__Exercise task__
In the listing below, count each line containing "caption" and answer with the count only.

__Input records__
————

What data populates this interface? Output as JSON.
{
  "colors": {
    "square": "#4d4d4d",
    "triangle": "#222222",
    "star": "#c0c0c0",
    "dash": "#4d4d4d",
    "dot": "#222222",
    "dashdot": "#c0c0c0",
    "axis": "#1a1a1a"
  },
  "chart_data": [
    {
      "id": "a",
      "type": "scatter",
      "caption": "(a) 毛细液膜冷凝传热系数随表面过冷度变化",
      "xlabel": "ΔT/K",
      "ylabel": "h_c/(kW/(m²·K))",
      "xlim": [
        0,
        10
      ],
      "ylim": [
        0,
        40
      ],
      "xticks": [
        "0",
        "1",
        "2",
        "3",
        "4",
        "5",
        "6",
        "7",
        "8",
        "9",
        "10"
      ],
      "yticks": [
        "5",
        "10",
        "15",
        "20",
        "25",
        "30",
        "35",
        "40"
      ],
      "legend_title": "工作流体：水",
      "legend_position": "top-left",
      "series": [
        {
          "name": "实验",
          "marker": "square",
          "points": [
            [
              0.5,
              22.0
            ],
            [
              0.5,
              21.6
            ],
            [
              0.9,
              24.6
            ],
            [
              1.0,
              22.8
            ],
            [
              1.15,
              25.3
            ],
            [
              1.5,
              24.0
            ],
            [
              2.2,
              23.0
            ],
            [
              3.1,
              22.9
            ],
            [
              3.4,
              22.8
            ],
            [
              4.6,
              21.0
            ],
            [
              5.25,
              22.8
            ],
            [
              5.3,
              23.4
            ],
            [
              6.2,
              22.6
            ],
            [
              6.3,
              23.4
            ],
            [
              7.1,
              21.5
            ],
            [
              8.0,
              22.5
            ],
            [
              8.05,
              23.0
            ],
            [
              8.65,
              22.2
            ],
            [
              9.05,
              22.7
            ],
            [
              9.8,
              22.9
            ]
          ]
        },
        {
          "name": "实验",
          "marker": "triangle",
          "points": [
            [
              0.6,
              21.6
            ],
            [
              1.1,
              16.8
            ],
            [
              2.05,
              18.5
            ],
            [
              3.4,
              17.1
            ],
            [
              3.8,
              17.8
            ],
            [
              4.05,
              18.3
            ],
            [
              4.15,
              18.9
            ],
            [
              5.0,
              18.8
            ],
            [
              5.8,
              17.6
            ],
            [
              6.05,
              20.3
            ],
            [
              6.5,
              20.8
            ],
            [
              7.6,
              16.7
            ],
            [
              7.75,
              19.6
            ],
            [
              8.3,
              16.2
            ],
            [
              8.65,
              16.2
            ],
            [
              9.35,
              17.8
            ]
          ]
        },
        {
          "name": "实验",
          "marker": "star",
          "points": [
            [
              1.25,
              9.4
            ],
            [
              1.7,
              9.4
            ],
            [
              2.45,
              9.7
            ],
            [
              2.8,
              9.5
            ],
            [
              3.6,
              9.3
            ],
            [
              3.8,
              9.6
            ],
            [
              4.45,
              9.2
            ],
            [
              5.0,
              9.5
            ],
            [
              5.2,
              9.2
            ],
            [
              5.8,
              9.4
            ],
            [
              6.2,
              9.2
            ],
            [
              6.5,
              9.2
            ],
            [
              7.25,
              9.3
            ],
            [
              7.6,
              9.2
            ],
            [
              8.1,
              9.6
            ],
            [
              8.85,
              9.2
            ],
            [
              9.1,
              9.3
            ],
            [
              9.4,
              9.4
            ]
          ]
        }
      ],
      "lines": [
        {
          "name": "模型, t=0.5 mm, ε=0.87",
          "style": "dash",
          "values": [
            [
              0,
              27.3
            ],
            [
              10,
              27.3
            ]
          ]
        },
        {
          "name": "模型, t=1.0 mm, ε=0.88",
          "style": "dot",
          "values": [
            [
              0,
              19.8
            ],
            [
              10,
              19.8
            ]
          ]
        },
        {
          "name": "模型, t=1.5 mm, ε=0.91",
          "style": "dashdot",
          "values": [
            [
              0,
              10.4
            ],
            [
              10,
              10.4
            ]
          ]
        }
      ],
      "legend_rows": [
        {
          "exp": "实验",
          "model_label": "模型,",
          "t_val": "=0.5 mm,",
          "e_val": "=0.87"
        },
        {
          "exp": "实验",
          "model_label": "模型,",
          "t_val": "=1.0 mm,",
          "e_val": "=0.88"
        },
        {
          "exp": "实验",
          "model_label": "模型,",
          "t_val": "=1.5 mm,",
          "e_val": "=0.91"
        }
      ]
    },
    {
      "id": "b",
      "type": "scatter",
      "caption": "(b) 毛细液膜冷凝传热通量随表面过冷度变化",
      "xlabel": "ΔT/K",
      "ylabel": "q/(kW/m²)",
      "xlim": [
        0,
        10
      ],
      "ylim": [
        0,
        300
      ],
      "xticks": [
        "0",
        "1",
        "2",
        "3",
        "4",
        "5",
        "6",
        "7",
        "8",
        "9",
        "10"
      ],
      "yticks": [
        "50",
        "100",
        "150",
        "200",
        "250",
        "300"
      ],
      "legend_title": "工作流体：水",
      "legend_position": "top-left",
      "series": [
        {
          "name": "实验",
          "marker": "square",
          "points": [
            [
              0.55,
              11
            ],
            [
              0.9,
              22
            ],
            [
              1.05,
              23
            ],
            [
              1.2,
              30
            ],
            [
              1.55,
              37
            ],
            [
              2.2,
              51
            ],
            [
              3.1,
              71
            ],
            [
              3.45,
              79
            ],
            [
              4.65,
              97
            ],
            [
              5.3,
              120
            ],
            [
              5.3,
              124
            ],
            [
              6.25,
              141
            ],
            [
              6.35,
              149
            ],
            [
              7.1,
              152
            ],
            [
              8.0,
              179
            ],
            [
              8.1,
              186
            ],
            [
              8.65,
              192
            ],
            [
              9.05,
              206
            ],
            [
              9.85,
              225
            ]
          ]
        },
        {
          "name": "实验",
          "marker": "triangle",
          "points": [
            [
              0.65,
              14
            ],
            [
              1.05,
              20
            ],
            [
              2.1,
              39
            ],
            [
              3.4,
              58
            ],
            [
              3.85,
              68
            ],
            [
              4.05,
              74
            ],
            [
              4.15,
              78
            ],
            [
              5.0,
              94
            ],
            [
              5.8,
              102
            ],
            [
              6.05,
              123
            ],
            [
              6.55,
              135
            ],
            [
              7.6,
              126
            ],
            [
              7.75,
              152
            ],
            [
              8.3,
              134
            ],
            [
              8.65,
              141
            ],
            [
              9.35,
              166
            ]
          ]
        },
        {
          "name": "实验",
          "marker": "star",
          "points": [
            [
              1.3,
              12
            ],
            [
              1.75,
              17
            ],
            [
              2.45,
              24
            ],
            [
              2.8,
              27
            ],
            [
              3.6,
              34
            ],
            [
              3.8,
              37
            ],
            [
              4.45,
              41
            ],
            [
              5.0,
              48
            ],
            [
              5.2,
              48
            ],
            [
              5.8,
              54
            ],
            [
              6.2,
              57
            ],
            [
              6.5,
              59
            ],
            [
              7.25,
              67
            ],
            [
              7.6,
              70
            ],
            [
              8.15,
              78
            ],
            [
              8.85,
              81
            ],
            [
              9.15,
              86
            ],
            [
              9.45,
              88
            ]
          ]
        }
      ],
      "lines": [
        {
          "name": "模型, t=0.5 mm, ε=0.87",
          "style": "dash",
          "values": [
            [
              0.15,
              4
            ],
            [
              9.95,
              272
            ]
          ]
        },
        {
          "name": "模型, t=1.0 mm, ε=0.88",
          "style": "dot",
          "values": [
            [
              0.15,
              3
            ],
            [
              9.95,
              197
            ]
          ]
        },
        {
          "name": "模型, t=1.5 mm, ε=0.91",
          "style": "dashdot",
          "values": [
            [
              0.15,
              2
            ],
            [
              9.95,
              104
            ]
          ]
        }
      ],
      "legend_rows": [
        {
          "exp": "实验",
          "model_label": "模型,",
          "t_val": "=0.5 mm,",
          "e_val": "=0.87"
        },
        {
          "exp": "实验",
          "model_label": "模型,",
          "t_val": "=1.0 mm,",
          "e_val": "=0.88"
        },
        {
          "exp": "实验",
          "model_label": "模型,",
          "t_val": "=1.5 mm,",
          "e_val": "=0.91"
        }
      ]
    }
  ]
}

————

__Answer for this exercise__
2